Reproduce every entry below precisely. Pictures are excluded from the copy.

>> Begin Records to process

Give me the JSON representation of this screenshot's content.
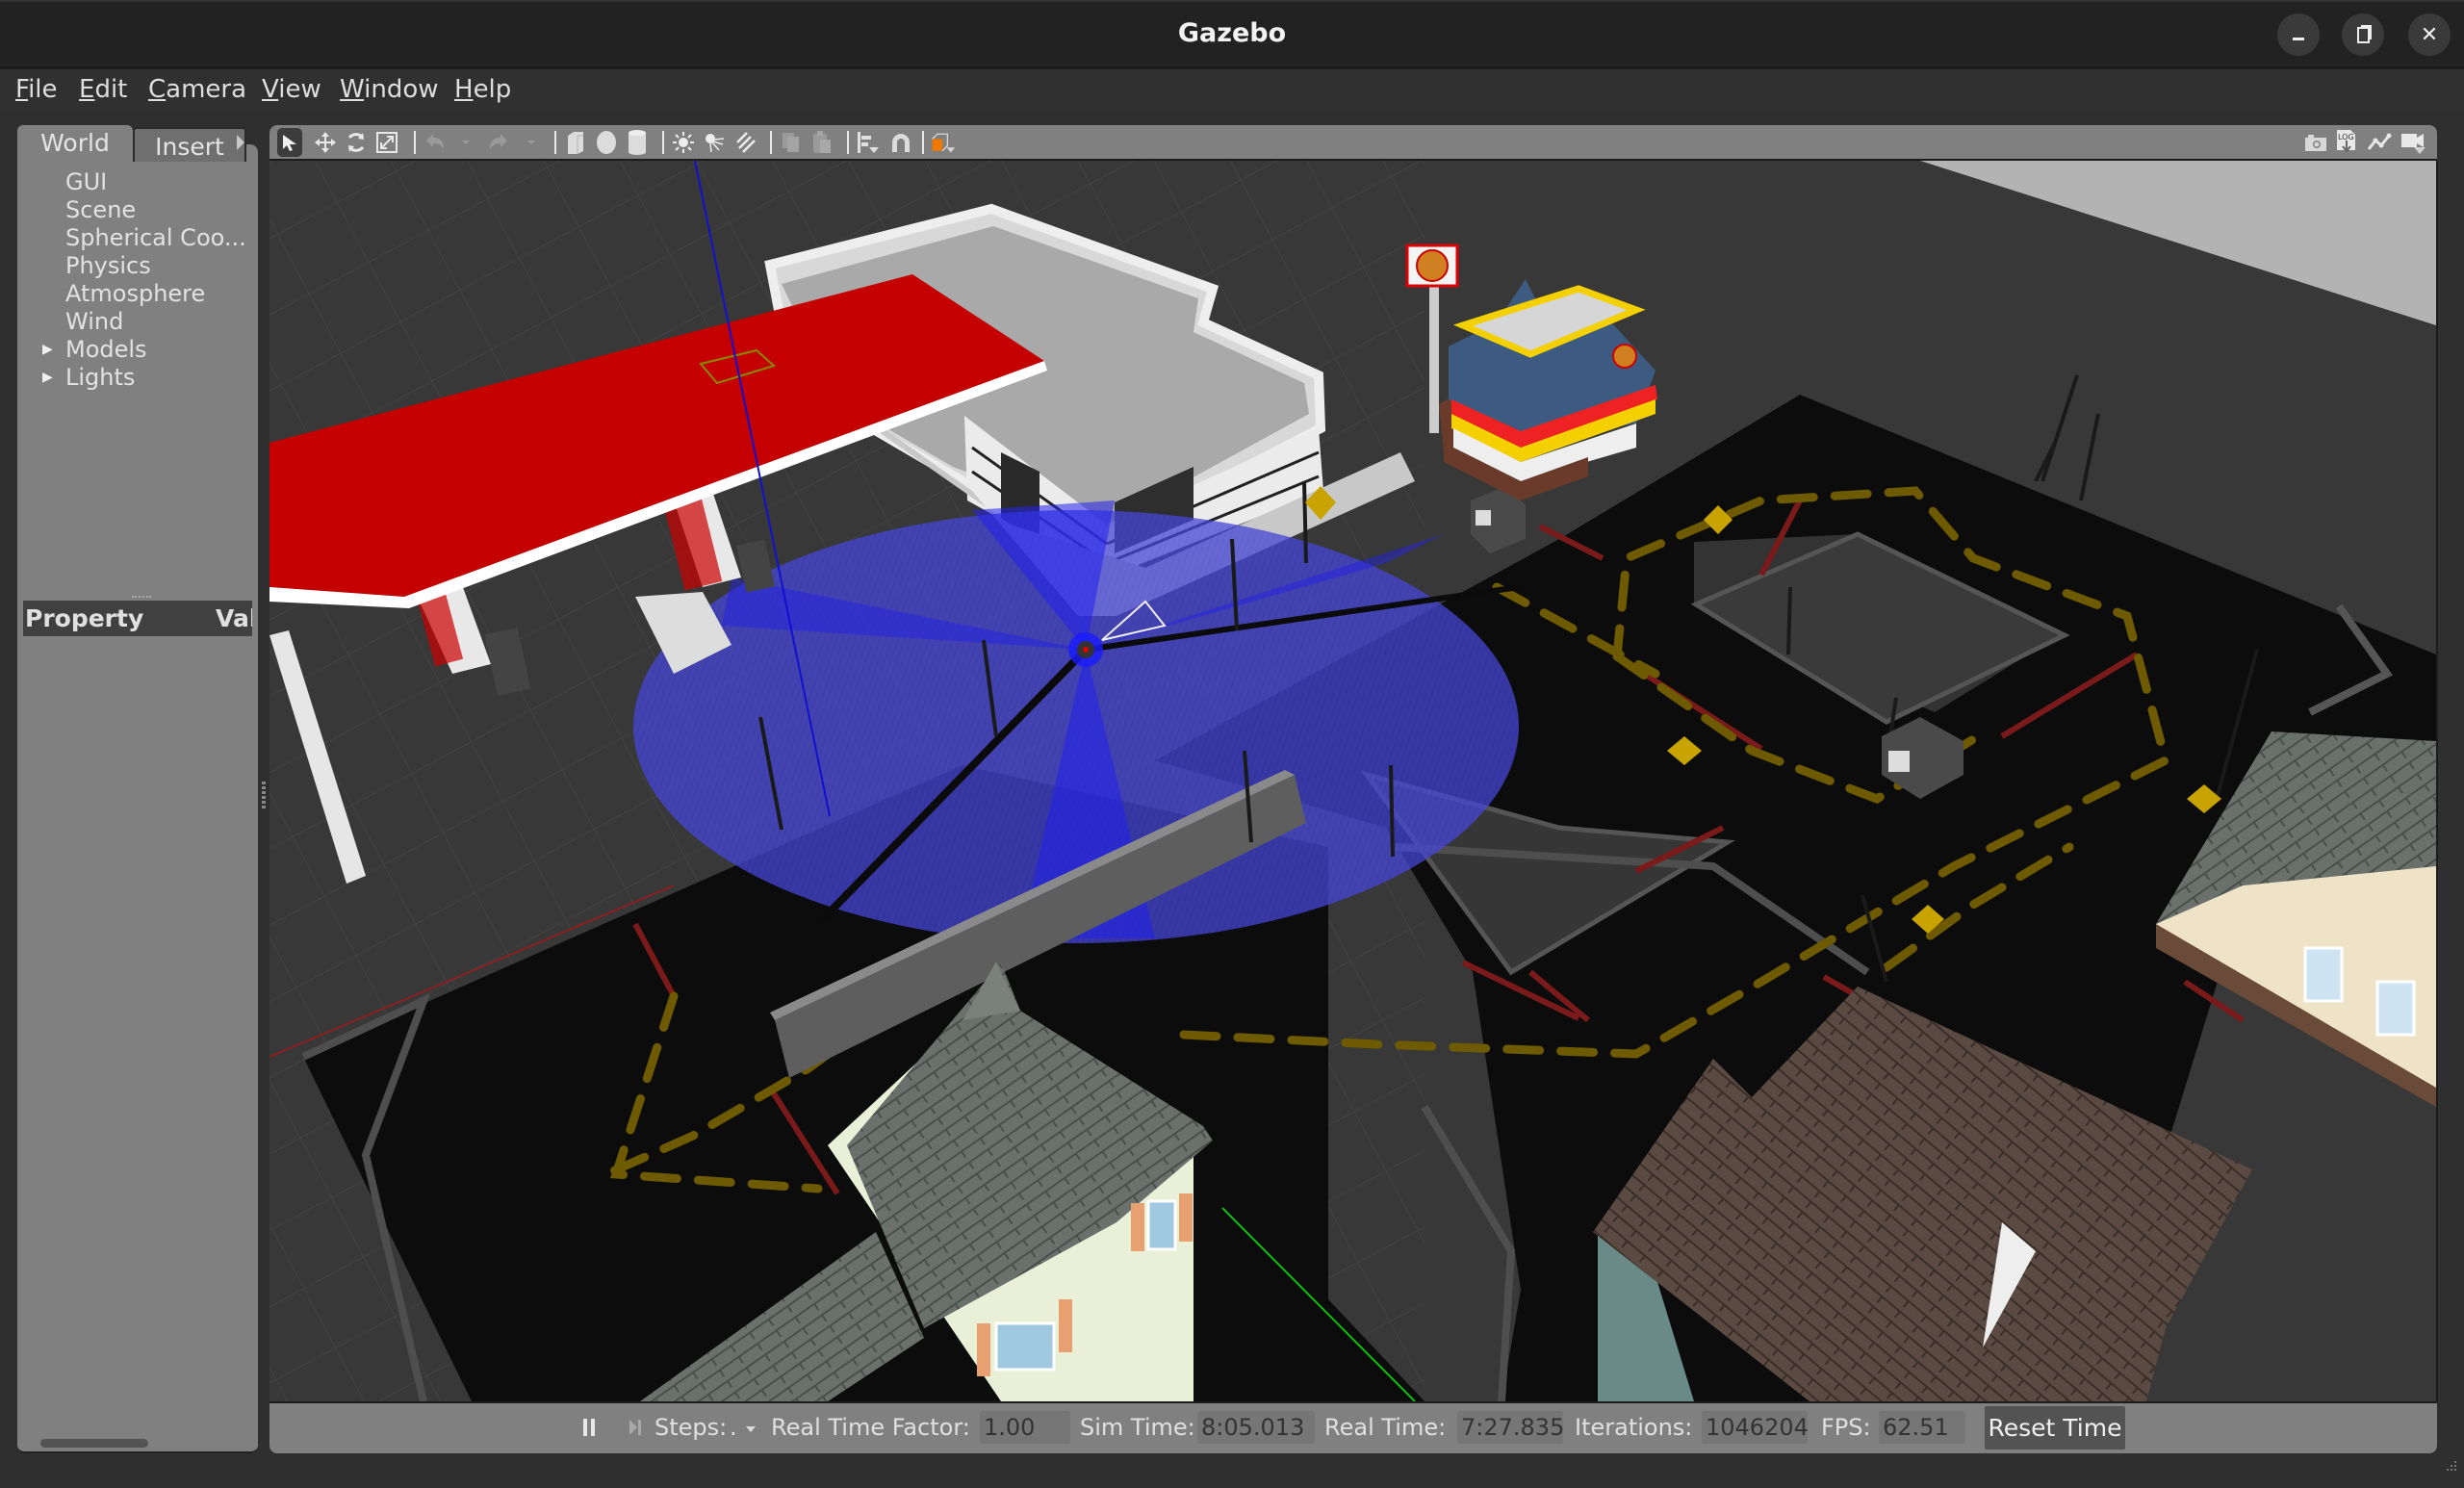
{
  "window": {
    "title": "Gazebo",
    "controls": {
      "minimize": "–",
      "maximize": "❐",
      "close": "✕"
    }
  },
  "menu": {
    "items": [
      {
        "label": "File",
        "mnemonic": "F",
        "rest": "ile"
      },
      {
        "label": "Edit",
        "mnemonic": "E",
        "rest": "dit"
      },
      {
        "label": "Camera",
        "mnemonic": "C",
        "rest": "amera"
      },
      {
        "label": "View",
        "mnemonic": "V",
        "rest": "iew"
      },
      {
        "label": "Window",
        "mnemonic": "W",
        "rest": "indow"
      },
      {
        "label": "Help",
        "mnemonic": "H",
        "rest": "elp"
      }
    ]
  },
  "left_panel": {
    "tabs": [
      {
        "label": "World",
        "active": true
      },
      {
        "label": "Insert",
        "active": false
      }
    ],
    "tree": [
      {
        "label": "GUI",
        "expandable": false
      },
      {
        "label": "Scene",
        "expandable": false
      },
      {
        "label": "Spherical Coo...",
        "expandable": false
      },
      {
        "label": "Physics",
        "expandable": false
      },
      {
        "label": "Atmosphere",
        "expandable": false
      },
      {
        "label": "Wind",
        "expandable": false
      },
      {
        "label": "Models",
        "expandable": true
      },
      {
        "label": "Lights",
        "expandable": true
      }
    ],
    "property_table": {
      "col_property": "Property",
      "col_value": "Val"
    }
  },
  "toolbar": {
    "left_tools": [
      {
        "name": "select-mode",
        "active": true
      },
      {
        "name": "translate-mode"
      },
      {
        "name": "rotate-mode"
      },
      {
        "name": "scale-mode"
      },
      {
        "name": "undo",
        "disabled": true
      },
      {
        "name": "redo",
        "disabled": true
      },
      {
        "name": "box-shape"
      },
      {
        "name": "sphere-shape"
      },
      {
        "name": "cylinder-shape"
      },
      {
        "name": "point-light"
      },
      {
        "name": "spot-light"
      },
      {
        "name": "directional-light"
      },
      {
        "name": "copy",
        "disabled": true
      },
      {
        "name": "paste",
        "disabled": true
      },
      {
        "name": "align"
      },
      {
        "name": "snap"
      },
      {
        "name": "view-angle"
      }
    ],
    "right_tools": [
      {
        "name": "screenshot"
      },
      {
        "name": "log",
        "label": "LOG"
      },
      {
        "name": "plot"
      },
      {
        "name": "video-record"
      }
    ]
  },
  "status_bar": {
    "steps_label": "Steps:",
    "steps_value": ".",
    "rtf_label": "Real Time Factor:",
    "rtf_value": "1.00",
    "sim_time_label": "Sim Time:",
    "sim_time_value": "8:05.013",
    "real_time_label": "Real Time:",
    "real_time_value": "7:27.835",
    "iterations_label": "Iterations:",
    "iterations_value": "1046204",
    "fps_label": "FPS:",
    "fps_value": "62.51",
    "reset_label": "Reset Time"
  },
  "scene": {
    "description": "3D city world: gas station with red canopy, white convenience store, fast-food restaurant, road blocks with yellow dashed lines, houses, robot with blue lidar scan",
    "colors": {
      "background": "#3a3a3a",
      "road": "#0b0b0b",
      "lane_dash": "#6b5800",
      "stop_line": "#7a1a1a",
      "lidar": "#1e1ee6",
      "canopy": "#c00000"
    }
  }
}
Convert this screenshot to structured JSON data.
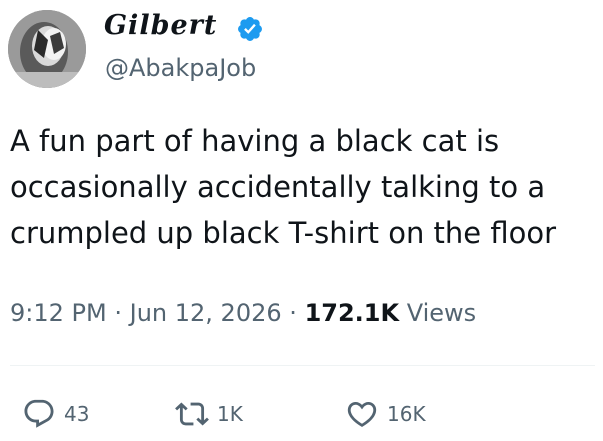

>> End Records to process

● The output
Give me the JSON representation of this screenshot's content.
{
  "window": {
    "title": "Gazebo",
    "controls": {
      "minimize": "–",
      "maximize": "❐",
      "close": "✕"
    }
  },
  "menu": {
    "items": [
      {
        "label": "File",
        "mnemonic": "F",
        "rest": "ile"
      },
      {
        "label": "Edit",
        "mnemonic": "E",
        "rest": "dit"
      },
      {
        "label": "Camera",
        "mnemonic": "C",
        "rest": "amera"
      },
      {
        "label": "View",
        "mnemonic": "V",
        "rest": "iew"
      },
      {
        "label": "Window",
        "mnemonic": "W",
        "rest": "indow"
      },
      {
        "label": "Help",
        "mnemonic": "H",
        "rest": "elp"
      }
    ]
  },
  "left_panel": {
    "tabs": [
      {
        "label": "World",
        "active": true
      },
      {
        "label": "Insert",
        "active": false
      }
    ],
    "tree": [
      {
        "label": "GUI",
        "expandable": false
      },
      {
        "label": "Scene",
        "expandable": false
      },
      {
        "label": "Spherical Coo...",
        "expandable": false
      },
      {
        "label": "Physics",
        "expandable": false
      },
      {
        "label": "Atmosphere",
        "expandable": false
      },
      {
        "label": "Wind",
        "expandable": false
      },
      {
        "label": "Models",
        "expandable": true
      },
      {
        "label": "Lights",
        "expandable": true
      }
    ],
    "property_table": {
      "col_property": "Property",
      "col_value": "Val"
    }
  },
  "toolbar": {
    "left_tools": [
      {
        "name": "select-mode",
        "active": true
      },
      {
        "name": "translate-mode"
      },
      {
        "name": "rotate-mode"
      },
      {
        "name": "scale-mode"
      },
      {
        "name": "undo",
        "disabled": true
      },
      {
        "name": "redo",
        "disabled": true
      },
      {
        "name": "box-shape"
      },
      {
        "name": "sphere-shape"
      },
      {
        "name": "cylinder-shape"
      },
      {
        "name": "point-light"
      },
      {
        "name": "spot-light"
      },
      {
        "name": "directional-light"
      },
      {
        "name": "copy",
        "disabled": true
      },
      {
        "name": "paste",
        "disabled": true
      },
      {
        "name": "align"
      },
      {
        "name": "snap"
      },
      {
        "name": "view-angle"
      }
    ],
    "right_tools": [
      {
        "name": "screenshot"
      },
      {
        "name": "log",
        "label": "LOG"
      },
      {
        "name": "plot"
      },
      {
        "name": "video-record"
      }
    ]
  },
  "status_bar": {
    "steps_label": "Steps:",
    "steps_value": ".",
    "rtf_label": "Real Time Factor:",
    "rtf_value": "1.00",
    "sim_time_label": "Sim Time:",
    "sim_time_value": "8:05.013",
    "real_time_label": "Real Time:",
    "real_time_value": "7:27.835",
    "iterations_label": "Iterations:",
    "iterations_value": "1046204",
    "fps_label": "FPS:",
    "fps_value": "62.51",
    "reset_label": "Reset Time"
  },
  "scene": {
    "description": "3D city world: gas station with red canopy, white convenience store, fast-food restaurant, road blocks with yellow dashed lines, houses, robot with blue lidar scan",
    "colors": {
      "background": "#3a3a3a",
      "road": "#0b0b0b",
      "lane_dash": "#6b5800",
      "stop_line": "#7a1a1a",
      "lidar": "#1e1ee6",
      "canopy": "#c00000"
    }
  }
}
Convert this screenshot to structured JSON data.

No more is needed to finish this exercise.